RECORDS TO PROCESS:
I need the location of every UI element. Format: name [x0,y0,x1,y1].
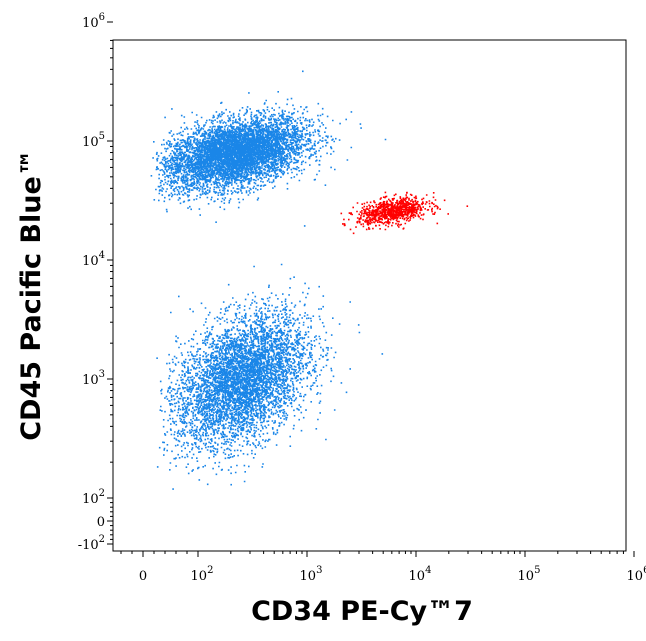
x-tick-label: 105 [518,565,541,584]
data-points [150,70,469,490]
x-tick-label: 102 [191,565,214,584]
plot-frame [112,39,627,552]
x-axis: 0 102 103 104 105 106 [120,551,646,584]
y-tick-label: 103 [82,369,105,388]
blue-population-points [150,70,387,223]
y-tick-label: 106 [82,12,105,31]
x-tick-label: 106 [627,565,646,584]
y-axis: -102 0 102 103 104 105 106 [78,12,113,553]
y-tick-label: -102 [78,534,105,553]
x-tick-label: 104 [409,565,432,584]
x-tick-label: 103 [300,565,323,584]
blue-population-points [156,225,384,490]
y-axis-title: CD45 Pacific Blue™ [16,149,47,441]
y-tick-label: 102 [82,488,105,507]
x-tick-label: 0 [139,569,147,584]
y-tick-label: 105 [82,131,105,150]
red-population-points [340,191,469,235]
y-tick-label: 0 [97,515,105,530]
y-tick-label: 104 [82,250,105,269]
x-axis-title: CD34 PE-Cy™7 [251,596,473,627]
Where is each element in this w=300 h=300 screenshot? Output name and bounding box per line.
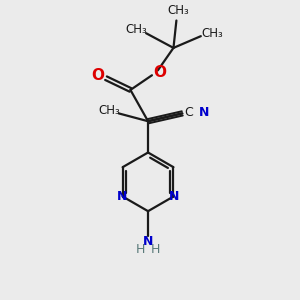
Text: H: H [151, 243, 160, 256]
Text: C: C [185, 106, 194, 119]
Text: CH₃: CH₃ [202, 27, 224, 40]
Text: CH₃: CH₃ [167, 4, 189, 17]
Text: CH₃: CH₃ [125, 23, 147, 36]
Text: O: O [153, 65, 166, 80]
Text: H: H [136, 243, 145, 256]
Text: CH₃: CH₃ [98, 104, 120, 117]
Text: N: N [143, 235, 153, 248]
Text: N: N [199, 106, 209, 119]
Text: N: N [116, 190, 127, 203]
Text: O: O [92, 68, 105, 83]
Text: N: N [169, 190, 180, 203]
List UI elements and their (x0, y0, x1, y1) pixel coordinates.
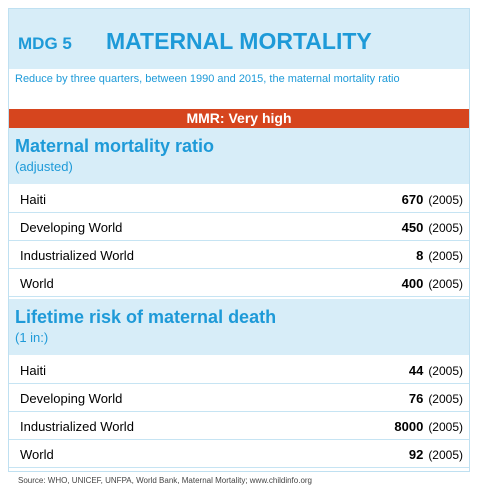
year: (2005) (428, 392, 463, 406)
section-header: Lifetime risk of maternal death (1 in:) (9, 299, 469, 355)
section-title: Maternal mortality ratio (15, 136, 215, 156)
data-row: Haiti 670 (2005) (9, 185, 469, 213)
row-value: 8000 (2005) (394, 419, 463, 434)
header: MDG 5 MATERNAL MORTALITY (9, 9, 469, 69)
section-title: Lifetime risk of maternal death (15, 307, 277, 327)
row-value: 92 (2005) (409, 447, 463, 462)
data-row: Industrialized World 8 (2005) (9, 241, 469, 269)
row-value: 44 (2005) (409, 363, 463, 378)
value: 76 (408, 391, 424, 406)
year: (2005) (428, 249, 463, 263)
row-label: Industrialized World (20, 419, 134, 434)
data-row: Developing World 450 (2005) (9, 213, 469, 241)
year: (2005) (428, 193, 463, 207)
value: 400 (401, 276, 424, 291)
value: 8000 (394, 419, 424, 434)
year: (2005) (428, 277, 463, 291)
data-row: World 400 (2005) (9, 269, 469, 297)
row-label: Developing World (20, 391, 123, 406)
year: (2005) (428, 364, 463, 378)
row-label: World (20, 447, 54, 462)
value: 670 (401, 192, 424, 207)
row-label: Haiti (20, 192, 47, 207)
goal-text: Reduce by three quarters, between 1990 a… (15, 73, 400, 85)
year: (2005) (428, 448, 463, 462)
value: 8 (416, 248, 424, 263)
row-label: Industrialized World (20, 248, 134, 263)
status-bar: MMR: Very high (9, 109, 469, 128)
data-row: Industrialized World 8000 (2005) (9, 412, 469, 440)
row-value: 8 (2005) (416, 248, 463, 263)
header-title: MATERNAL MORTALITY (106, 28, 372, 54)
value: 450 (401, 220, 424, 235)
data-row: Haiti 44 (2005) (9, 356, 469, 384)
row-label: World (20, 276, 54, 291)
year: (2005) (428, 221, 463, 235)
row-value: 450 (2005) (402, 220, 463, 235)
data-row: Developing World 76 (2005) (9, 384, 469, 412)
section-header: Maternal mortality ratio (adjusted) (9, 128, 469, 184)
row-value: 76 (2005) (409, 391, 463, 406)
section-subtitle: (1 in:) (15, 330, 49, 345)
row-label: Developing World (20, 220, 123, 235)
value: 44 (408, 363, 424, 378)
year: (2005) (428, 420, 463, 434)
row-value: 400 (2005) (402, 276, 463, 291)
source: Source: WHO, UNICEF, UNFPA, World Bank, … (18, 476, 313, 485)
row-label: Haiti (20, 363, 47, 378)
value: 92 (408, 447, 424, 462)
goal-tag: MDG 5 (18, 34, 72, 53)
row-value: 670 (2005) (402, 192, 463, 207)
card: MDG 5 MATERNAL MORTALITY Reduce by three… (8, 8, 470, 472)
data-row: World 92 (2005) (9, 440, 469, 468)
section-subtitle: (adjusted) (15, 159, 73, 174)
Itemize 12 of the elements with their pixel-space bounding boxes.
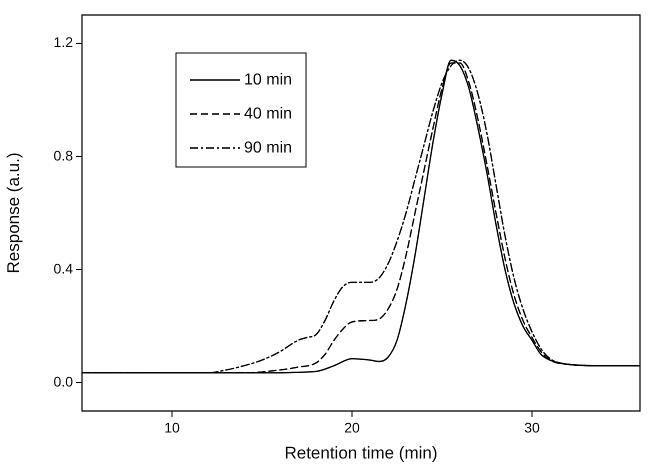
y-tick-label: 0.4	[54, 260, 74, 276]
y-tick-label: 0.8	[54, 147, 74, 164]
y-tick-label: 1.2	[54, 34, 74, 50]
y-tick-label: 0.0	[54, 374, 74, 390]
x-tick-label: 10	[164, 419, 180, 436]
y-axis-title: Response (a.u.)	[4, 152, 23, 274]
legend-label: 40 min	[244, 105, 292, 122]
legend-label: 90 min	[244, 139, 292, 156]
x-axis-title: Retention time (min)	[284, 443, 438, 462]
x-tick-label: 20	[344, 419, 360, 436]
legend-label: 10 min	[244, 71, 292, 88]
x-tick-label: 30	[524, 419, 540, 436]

---

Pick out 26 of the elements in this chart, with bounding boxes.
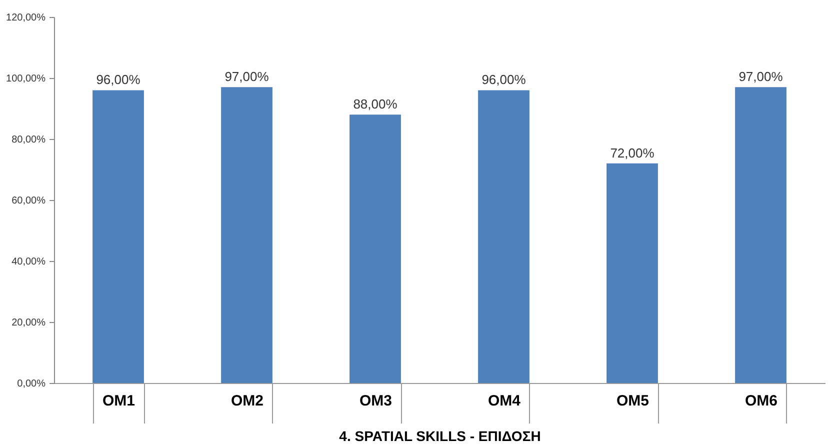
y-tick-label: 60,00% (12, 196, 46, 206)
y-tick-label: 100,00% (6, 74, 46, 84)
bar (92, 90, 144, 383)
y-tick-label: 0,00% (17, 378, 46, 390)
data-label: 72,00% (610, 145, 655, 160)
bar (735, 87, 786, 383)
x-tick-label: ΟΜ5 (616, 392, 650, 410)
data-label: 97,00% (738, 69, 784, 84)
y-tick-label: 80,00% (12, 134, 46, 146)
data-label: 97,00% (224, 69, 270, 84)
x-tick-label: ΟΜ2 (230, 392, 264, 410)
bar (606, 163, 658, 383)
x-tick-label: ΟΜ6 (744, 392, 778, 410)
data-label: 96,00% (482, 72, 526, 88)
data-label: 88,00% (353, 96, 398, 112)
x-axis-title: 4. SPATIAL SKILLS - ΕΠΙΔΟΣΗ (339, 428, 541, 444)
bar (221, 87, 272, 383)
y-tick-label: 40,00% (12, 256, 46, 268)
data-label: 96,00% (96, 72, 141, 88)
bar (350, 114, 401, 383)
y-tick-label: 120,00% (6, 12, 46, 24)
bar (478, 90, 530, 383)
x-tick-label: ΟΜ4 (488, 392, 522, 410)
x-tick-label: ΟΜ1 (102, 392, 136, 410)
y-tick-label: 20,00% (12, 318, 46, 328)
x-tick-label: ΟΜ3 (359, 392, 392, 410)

WHAT TO DO:
Copy the lines starting at the one containing "Text: H: H [151, 243, 160, 256]" and ending at the one containing "List UI elements", both included, word for word.

SOLUTION TO THE PROBLEM:
Text: H: H [151, 243, 160, 256]
Text: C: C [185, 106, 194, 119]
Text: CH₃: CH₃ [202, 27, 224, 40]
Text: CH₃: CH₃ [167, 4, 189, 17]
Text: CH₃: CH₃ [125, 23, 147, 36]
Text: O: O [153, 65, 166, 80]
Text: H: H [136, 243, 145, 256]
Text: CH₃: CH₃ [98, 104, 120, 117]
Text: N: N [143, 235, 153, 248]
Text: N: N [199, 106, 209, 119]
Text: N: N [116, 190, 127, 203]
Text: O: O [92, 68, 105, 83]
Text: N: N [169, 190, 180, 203]
List UI elements and their (x0, y0, x1, y1) pixel coordinates.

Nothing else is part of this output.